◆ **WHAT YOU SHOULD DO**:
Find each line containing the string "type". Copy it.

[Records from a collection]
○ ○ ○

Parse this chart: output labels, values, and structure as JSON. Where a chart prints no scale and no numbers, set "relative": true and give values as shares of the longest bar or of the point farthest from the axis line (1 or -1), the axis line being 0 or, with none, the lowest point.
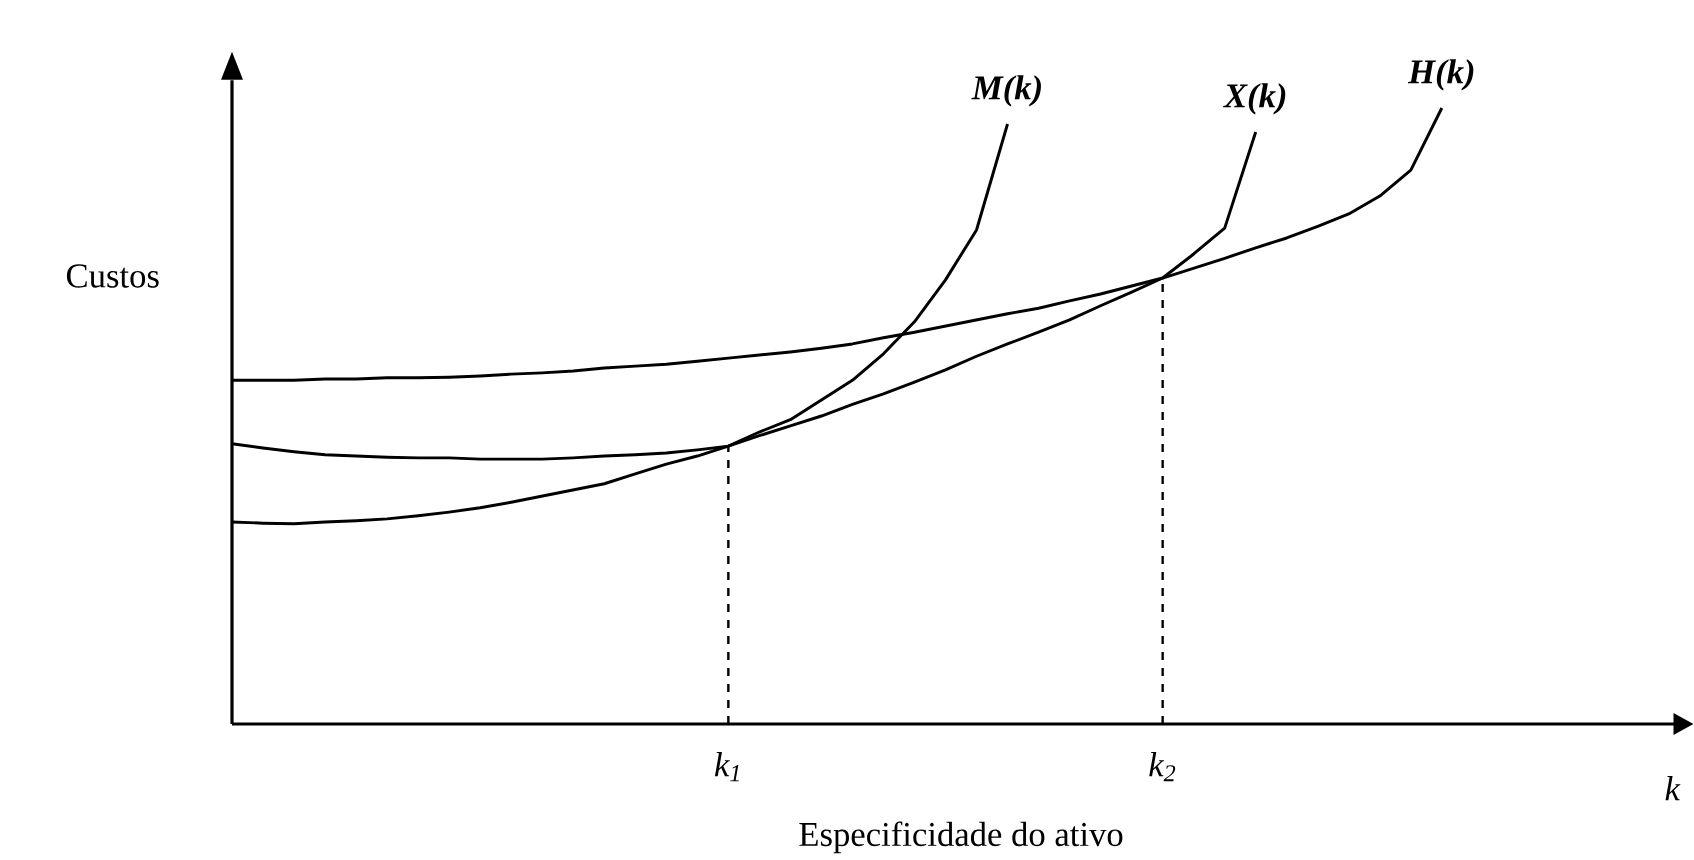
{
  "chart_data": {
    "type": "line",
    "relative": true,
    "ylabel": "Custos",
    "xlabel": "Especificidade do ativo",
    "annotations": [
      "k"
    ],
    "categories": [
      null,
      null,
      null,
      null,
      null,
      null,
      null,
      null,
      null,
      null,
      null,
      null,
      null,
      null,
      null,
      null,
      "k$_{1}$",
      null,
      null,
      null,
      null,
      null,
      null,
      null,
      null,
      null,
      null,
      null,
      null,
      null,
      "k$_{2}$",
      null,
      null,
      null,
      null,
      null,
      null,
      null,
      null,
      null,
      null,
      null,
      null,
      null,
      null,
      null,
      null,
      null
    ],
    "ref_lines": [
      {
        "axis": "x",
        "value": "k$_{1}$",
        "line_style": "dashed"
      },
      {
        "axis": "x",
        "value": "k$_{2}$",
        "line_style": "dashed"
      }
    ],
    "series": [
      {
        "name": "M(k)",
        "color": "#000000",
        "values": [
          0.455,
          0.448,
          0.442,
          0.437,
          0.435,
          0.433,
          0.432,
          0.432,
          0.43,
          0.43,
          0.43,
          0.432,
          0.435,
          0.437,
          0.44,
          0.445,
          0.451,
          0.474,
          0.494,
          0.526,
          0.558,
          0.601,
          0.653,
          0.721,
          0.802,
          0.974,
          null,
          null,
          null,
          null,
          null,
          null,
          null,
          null,
          null,
          null,
          null,
          null,
          null,
          null,
          null,
          null,
          null,
          null,
          null,
          null,
          null,
          null
        ]
      },
      {
        "name": "X(k)",
        "color": "#000000",
        "values": [
          0.328,
          0.326,
          0.325,
          0.328,
          0.33,
          0.333,
          0.338,
          0.344,
          0.351,
          0.36,
          0.37,
          0.38,
          0.39,
          0.406,
          0.422,
          0.435,
          0.451,
          0.468,
          0.484,
          0.5,
          0.519,
          0.536,
          0.555,
          0.575,
          0.597,
          0.617,
          0.636,
          0.656,
          0.679,
          0.701,
          0.724,
          0.763,
          0.805,
          0.961,
          null,
          null,
          null,
          null,
          null,
          null,
          null,
          null,
          null,
          null,
          null,
          null,
          null,
          null
        ]
      },
      {
        "name": "H(k)",
        "color": "#000000",
        "values": [
          0.558,
          0.558,
          0.558,
          0.56,
          0.56,
          0.562,
          0.562,
          0.563,
          0.565,
          0.568,
          0.57,
          0.573,
          0.578,
          0.581,
          0.584,
          0.589,
          0.594,
          0.599,
          0.604,
          0.61,
          0.617,
          0.627,
          0.636,
          0.646,
          0.656,
          0.666,
          0.675,
          0.687,
          0.698,
          0.711,
          0.724,
          0.74,
          0.756,
          0.773,
          0.789,
          0.808,
          0.828,
          0.857,
          0.899,
          1.0,
          null,
          null,
          null,
          null,
          null,
          null,
          null,
          null
        ]
      }
    ]
  }
}
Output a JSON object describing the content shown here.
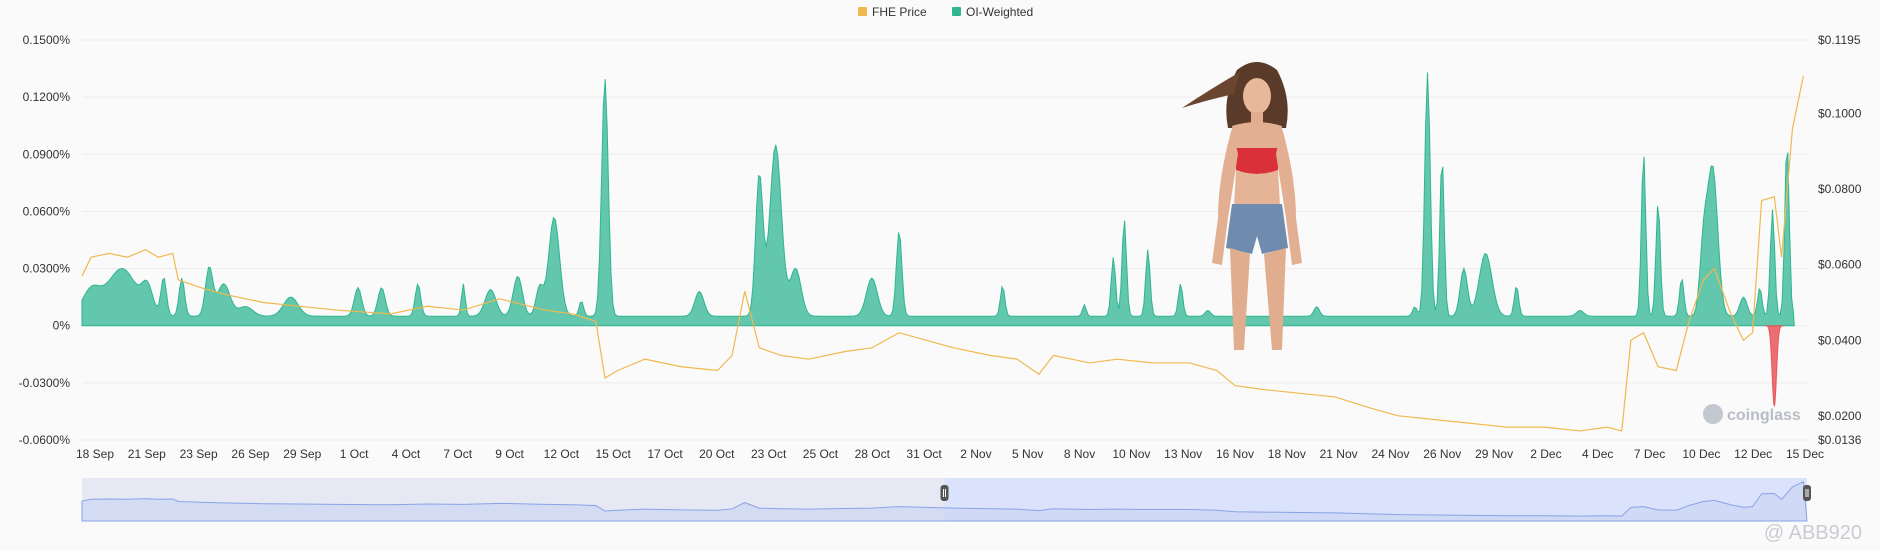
{
  "legend": [
    {
      "label": "FHE Price",
      "color": "#f0b94f"
    },
    {
      "label": "OI-Weighted",
      "color": "#2fb592"
    }
  ],
  "watermark": "coinglass",
  "attribution": "@ ABB920",
  "colors": {
    "positive": "#2fb592",
    "negative": "#e8555b",
    "price": "#f0b94f",
    "navigator": "#8aa3e6"
  },
  "chart_data": {
    "type": "area",
    "title": "",
    "x_labels": [
      "18 Sep",
      "21 Sep",
      "23 Sep",
      "26 Sep",
      "29 Sep",
      "1 Oct",
      "4 Oct",
      "7 Oct",
      "9 Oct",
      "12 Oct",
      "15 Oct",
      "17 Oct",
      "20 Oct",
      "23 Oct",
      "25 Oct",
      "28 Oct",
      "31 Oct",
      "2 Nov",
      "5 Nov",
      "8 Nov",
      "10 Nov",
      "13 Nov",
      "16 Nov",
      "18 Nov",
      "21 Nov",
      "24 Nov",
      "26 Nov",
      "29 Nov",
      "2 Dec",
      "4 Dec",
      "7 Dec",
      "10 Dec",
      "12 Dec",
      "15 Dec"
    ],
    "left_axis": {
      "ticks": [
        "0.1500%",
        "0.1200%",
        "0.0900%",
        "0.0600%",
        "0.0300%",
        "0%",
        "-0.0300%",
        "-0.0600%"
      ],
      "range": [
        -0.06,
        0.15
      ]
    },
    "right_axis": {
      "ticks": [
        "$0.1195",
        "$0.1000",
        "$0.0800",
        "$0.0600",
        "$0.0400",
        "$0.0200",
        "$0.0136"
      ],
      "range": [
        0.0136,
        0.1195
      ]
    },
    "series": [
      {
        "name": "OI-Weighted",
        "type": "area",
        "axis": "left",
        "baseline": 0.005,
        "peaks": [
          [
            0.5,
            0.018,
            0.5
          ],
          [
            2.2,
            0.03,
            0.8
          ],
          [
            3.6,
            0.018,
            0.3
          ],
          [
            4.5,
            0.025,
            0.15
          ],
          [
            5.5,
            0.025,
            0.15
          ],
          [
            7.0,
            0.03,
            0.2
          ],
          [
            7.8,
            0.022,
            0.35
          ],
          [
            9.0,
            0.01,
            0.4
          ],
          [
            11.5,
            0.015,
            0.4
          ],
          [
            15.2,
            0.02,
            0.2
          ],
          [
            16.5,
            0.02,
            0.2
          ],
          [
            18.5,
            0.022,
            0.15
          ],
          [
            21.0,
            0.022,
            0.1
          ],
          [
            22.5,
            0.019,
            0.3
          ],
          [
            24.0,
            0.026,
            0.25
          ],
          [
            25.2,
            0.02,
            0.2
          ],
          [
            26.0,
            0.057,
            0.3
          ],
          [
            27.5,
            0.013,
            0.12
          ],
          [
            28.8,
            0.13,
            0.18
          ],
          [
            34.0,
            0.018,
            0.25
          ],
          [
            37.3,
            0.079,
            0.2
          ],
          [
            38.2,
            0.095,
            0.32
          ],
          [
            39.3,
            0.03,
            0.3
          ],
          [
            43.5,
            0.025,
            0.3
          ],
          [
            45.0,
            0.05,
            0.15
          ],
          [
            50.7,
            0.021,
            0.12
          ],
          [
            55.2,
            0.011,
            0.1
          ],
          [
            56.8,
            0.036,
            0.12
          ],
          [
            57.4,
            0.056,
            0.12
          ],
          [
            58.7,
            0.04,
            0.12
          ],
          [
            60.5,
            0.022,
            0.12
          ],
          [
            62.0,
            0.008,
            0.15
          ],
          [
            68.0,
            0.01,
            0.15
          ],
          [
            73.4,
            0.01,
            0.12
          ],
          [
            74.1,
            0.133,
            0.15
          ],
          [
            74.9,
            0.089,
            0.12
          ],
          [
            76.1,
            0.03,
            0.2
          ],
          [
            77.3,
            0.038,
            0.35
          ],
          [
            79.0,
            0.021,
            0.12
          ],
          [
            82.5,
            0.008,
            0.2
          ],
          [
            86.0,
            0.091,
            0.12
          ],
          [
            86.8,
            0.065,
            0.12
          ],
          [
            88.1,
            0.025,
            0.12
          ],
          [
            89.3,
            0.04,
            0.2
          ],
          [
            89.8,
            0.083,
            0.28
          ],
          [
            91.5,
            0.015,
            0.2
          ],
          [
            92.4,
            0.02,
            0.12
          ],
          [
            93.1,
            0.061,
            0.12
          ],
          [
            93.9,
            0.097,
            0.12
          ]
        ],
        "negative": [
          [
            93.2,
            -0.042,
            0.12
          ]
        ]
      },
      {
        "name": "FHE Price",
        "type": "line",
        "axis": "right",
        "values": [
          [
            0,
            0.057
          ],
          [
            0.5,
            0.062
          ],
          [
            1.5,
            0.063
          ],
          [
            2.5,
            0.062
          ],
          [
            3.5,
            0.064
          ],
          [
            4.2,
            0.062
          ],
          [
            5,
            0.063
          ],
          [
            5.3,
            0.056
          ],
          [
            6.5,
            0.054
          ],
          [
            8,
            0.052
          ],
          [
            10,
            0.05
          ],
          [
            12,
            0.049
          ],
          [
            14,
            0.048
          ],
          [
            17,
            0.047
          ],
          [
            19,
            0.049
          ],
          [
            21,
            0.048
          ],
          [
            23,
            0.051
          ],
          [
            25.5,
            0.048
          ],
          [
            27,
            0.047
          ],
          [
            28.3,
            0.045
          ],
          [
            28.8,
            0.03
          ],
          [
            29.5,
            0.032
          ],
          [
            31,
            0.035
          ],
          [
            33,
            0.033
          ],
          [
            35,
            0.032
          ],
          [
            35.8,
            0.036
          ],
          [
            36.5,
            0.053
          ],
          [
            37.3,
            0.038
          ],
          [
            38.5,
            0.036
          ],
          [
            40,
            0.035
          ],
          [
            42,
            0.037
          ],
          [
            43.5,
            0.038
          ],
          [
            45,
            0.042
          ],
          [
            46.5,
            0.04
          ],
          [
            48,
            0.038
          ],
          [
            50,
            0.036
          ],
          [
            51.5,
            0.035
          ],
          [
            52.7,
            0.031
          ],
          [
            53.5,
            0.036
          ],
          [
            55.5,
            0.034
          ],
          [
            57,
            0.035
          ],
          [
            59,
            0.034
          ],
          [
            61,
            0.034
          ],
          [
            62.5,
            0.032
          ],
          [
            63.5,
            0.028
          ],
          [
            65,
            0.027
          ],
          [
            67,
            0.026
          ],
          [
            69,
            0.025
          ],
          [
            71,
            0.022
          ],
          [
            72.5,
            0.02
          ],
          [
            74.5,
            0.019
          ],
          [
            76.5,
            0.018
          ],
          [
            78.5,
            0.017
          ],
          [
            80.5,
            0.017
          ],
          [
            82.5,
            0.016
          ],
          [
            84,
            0.017
          ],
          [
            84.8,
            0.016
          ],
          [
            85.3,
            0.04
          ],
          [
            86,
            0.042
          ],
          [
            86.8,
            0.033
          ],
          [
            87.8,
            0.032
          ],
          [
            88.5,
            0.045
          ],
          [
            89.3,
            0.056
          ],
          [
            89.9,
            0.059
          ],
          [
            90.8,
            0.047
          ],
          [
            91.5,
            0.04
          ],
          [
            92,
            0.042
          ],
          [
            92.5,
            0.077
          ],
          [
            93.2,
            0.078
          ],
          [
            93.6,
            0.062
          ],
          [
            94.2,
            0.096
          ],
          [
            94.8,
            0.11
          ]
        ]
      }
    ],
    "navigator": {
      "selected_range": [
        0.5,
        1.0
      ]
    }
  }
}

○ ○ ○

◆ **ANSWER TO THE EXERCISE**:
    "type": "line",
    "type": "area",
        "type": "area",
        "type": "line",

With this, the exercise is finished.